— Start —

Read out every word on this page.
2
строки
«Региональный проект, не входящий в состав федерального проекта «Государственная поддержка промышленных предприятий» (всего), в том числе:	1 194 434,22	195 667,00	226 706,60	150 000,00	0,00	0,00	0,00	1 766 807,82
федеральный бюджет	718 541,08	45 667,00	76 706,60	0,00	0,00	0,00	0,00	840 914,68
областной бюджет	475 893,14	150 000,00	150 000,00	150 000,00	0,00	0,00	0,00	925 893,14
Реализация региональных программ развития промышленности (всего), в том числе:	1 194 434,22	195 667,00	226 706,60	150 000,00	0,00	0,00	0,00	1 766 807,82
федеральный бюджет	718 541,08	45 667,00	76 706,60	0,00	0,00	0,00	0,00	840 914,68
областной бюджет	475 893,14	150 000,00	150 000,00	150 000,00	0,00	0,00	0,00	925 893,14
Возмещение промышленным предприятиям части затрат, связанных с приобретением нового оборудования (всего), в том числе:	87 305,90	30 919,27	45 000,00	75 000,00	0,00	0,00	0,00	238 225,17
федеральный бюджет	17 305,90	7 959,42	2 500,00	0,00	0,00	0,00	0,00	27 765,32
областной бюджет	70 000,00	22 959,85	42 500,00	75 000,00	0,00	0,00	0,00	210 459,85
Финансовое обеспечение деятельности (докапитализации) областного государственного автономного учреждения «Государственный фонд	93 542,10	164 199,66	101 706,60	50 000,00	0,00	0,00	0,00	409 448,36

— End —

_What is required_.
Isolate the lines that hold the word "числе" and copy all of them.

_Answer to the exercise_.
«Региональный проект, не входящий в состав федерального проекта «Государственная поддержка промышленных предприятий» (всего), в том числе:	1 194 434,22	195 667,00	226 706,60	150 000,00	0,00	0,00	0,00	1 766 807,82
Реализация региональных программ развития промышленности (всего), в том числе:	1 194 434,22	195 667,00	226 706,60	150 000,00	0,00	0,00	0,00	1 766 807,82
Возмещение промышленным предприятиям части затрат, связанных с приобретением нового оборудования (всего), в том числе:	87 305,90	30 919,27	45 000,00	75 000,00	0,00	0,00	0,00	238 225,17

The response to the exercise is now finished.